▶ **Task prompt**: Each line containing the word "this" needs to be copied.

-- Start of Records for the exercise --

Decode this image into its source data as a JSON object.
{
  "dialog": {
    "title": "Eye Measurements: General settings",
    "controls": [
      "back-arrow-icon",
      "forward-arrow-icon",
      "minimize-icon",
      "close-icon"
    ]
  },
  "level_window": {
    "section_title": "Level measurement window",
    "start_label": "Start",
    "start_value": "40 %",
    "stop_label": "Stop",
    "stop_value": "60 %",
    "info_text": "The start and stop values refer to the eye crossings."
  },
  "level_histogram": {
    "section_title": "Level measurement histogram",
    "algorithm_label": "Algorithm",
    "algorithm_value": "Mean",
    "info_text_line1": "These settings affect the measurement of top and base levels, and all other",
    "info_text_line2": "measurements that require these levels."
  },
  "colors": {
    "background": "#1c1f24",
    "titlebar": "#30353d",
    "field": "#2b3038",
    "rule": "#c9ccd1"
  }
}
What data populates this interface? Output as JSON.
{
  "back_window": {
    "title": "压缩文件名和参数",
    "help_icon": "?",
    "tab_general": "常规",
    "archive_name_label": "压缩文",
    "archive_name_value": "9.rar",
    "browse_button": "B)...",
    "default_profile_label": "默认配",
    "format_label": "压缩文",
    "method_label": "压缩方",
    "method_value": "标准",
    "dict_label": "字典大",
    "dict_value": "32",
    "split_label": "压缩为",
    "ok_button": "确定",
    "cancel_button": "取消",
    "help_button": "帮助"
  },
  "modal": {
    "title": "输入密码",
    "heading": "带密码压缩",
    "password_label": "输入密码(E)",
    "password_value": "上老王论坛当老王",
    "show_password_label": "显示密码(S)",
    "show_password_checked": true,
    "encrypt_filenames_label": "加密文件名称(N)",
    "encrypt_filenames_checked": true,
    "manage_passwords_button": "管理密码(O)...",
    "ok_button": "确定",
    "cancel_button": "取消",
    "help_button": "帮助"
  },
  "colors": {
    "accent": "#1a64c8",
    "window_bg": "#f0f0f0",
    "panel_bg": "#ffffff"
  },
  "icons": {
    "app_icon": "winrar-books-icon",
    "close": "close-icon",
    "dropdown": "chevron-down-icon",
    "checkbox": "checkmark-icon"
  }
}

-- End of Records for the exercise --

▶ **Completed task**:
Decode this image into its source data as a JSON object.
What data populates this interface? Output as JSON.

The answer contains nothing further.